- The request -
Copy every line of the material below word for word.

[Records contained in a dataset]

## begin

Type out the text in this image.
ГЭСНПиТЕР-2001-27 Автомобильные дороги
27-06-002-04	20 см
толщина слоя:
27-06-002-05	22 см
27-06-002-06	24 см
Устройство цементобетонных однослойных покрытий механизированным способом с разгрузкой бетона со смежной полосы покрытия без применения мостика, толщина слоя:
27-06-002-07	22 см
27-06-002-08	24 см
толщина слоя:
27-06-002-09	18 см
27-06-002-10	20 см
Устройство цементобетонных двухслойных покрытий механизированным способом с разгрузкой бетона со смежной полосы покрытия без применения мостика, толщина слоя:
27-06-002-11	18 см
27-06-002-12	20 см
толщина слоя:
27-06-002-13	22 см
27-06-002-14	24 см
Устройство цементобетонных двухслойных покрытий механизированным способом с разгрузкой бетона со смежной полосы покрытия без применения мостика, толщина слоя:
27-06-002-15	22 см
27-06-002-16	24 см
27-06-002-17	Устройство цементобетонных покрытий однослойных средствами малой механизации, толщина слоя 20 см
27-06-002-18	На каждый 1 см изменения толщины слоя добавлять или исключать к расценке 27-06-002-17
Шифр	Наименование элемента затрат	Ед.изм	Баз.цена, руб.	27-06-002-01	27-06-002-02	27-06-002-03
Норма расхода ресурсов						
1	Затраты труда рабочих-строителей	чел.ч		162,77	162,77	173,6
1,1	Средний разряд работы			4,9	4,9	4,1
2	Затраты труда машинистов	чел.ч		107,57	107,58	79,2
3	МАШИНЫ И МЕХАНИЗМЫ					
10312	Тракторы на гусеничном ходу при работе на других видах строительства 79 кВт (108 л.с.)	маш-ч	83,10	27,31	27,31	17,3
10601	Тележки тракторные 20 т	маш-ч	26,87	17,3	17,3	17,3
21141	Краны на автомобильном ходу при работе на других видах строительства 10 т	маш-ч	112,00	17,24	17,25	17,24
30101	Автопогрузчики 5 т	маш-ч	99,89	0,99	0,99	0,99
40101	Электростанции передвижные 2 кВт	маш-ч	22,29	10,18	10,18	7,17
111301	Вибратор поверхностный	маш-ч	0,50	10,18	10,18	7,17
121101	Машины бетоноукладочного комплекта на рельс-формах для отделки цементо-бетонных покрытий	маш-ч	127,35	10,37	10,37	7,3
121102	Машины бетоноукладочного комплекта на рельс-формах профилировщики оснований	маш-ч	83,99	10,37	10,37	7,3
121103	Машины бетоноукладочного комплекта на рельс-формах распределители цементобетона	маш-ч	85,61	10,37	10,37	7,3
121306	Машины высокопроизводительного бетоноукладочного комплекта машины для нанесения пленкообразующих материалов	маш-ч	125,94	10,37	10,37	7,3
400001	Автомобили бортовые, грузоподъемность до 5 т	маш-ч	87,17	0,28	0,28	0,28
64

## end

- Final result -
Type out the text in this image.
ГЭСНПиТЕР-2001-27 Автомобильные дороги
27-06-002-04	20 см
толщина слоя:
27-06-002-05	22 см
27-06-002-06	24 см
Устройство цементобетонных однослойных покрытий механизированным способом с разгрузкой бетона со смежной полосы покрытия без применения мостика, толщина слоя:
27-06-002-07	22 см
27-06-002-08	24 см
толщина слоя:
27-06-002-09	18 см
27-06-002-10	20 см
Устройство цементобетонных двухслойных покрытий механизированным способом с разгрузкой бетона со смежной полосы покрытия без применения мостика, толщина слоя:
27-06-002-11	18 см
27-06-002-12	20 см
толщина слоя:
27-06-002-13	22 см
27-06-002-14	24 см
Устройство цементобетонных двухслойных покрытий механизированным способом с разгрузкой бетона со смежной полосы покрытия без применения мостика, толщина слоя:
27-06-002-15	22 см
27-06-002-16	24 см
27-06-002-17	Устройство цементобетонных покрытий однослойных средствами малой механизации, толщина слоя 20 см
27-06-002-18	На каждый 1 см изменения толщины слоя добавлять или исключать к расценке 27-06-002-17
Шифр	Наименование элемента затрат	Ед.изм	Баз.цена, руб.	27-06-002-01	27-06-002-02	27-06-002-03
Норма расхода ресурсов						
1	Затраты труда рабочих-строителей	чел.ч		162,77	162,77	173,6
1,1	Средний разряд работы			4,9	4,9	4,1
2	Затраты труда машинистов	чел.ч		107,57	107,58	79,2
3	МАШИНЫ И МЕХАНИЗМЫ					
10312	Тракторы на гусеничном ходу при работе на других видах строительства 79 кВт (108 л.с.)	маш-ч	83,10	27,31	27,31	17,3
10601	Тележки тракторные 20 т	маш-ч	26,87	17,3	17,3	17,3
21141	Краны на автомобильном ходу при работе на других видах строительства 10 т	маш-ч	112,00	17,24	17,25	17,24
30101	Автопогрузчики 5 т	маш-ч	99,89	0,99	0,99	0,99
40101	Электростанции передвижные 2 кВт	маш-ч	22,29	10,18	10,18	7,17
111301	Вибратор поверхностный	маш-ч	0,50	10,18	10,18	7,17
121101	Машины бетоноукладочного комплекта на рельс-формах для отделки цементо-бетонных покрытий	маш-ч	127,35	10,37	10,37	7,3
121102	Машины бетоноукладочного комплекта на рельс-формах профилировщики оснований	маш-ч	83,99	10,37	10,37	7,3
121103	Машины бетоноукладочного комплекта на рельс-формах распределители цементобетона	маш-ч	85,61	10,37	10,37	7,3
121306	Машины высокопроизводительного бетоноукладочного комплекта машины для нанесения пленкообразующих материалов	маш-ч	125,94	10,37	10,37	7,3
400001	Автомобили бортовые, грузоподъемность до 5 т	маш-ч	87,17	0,28	0,28	0,28
64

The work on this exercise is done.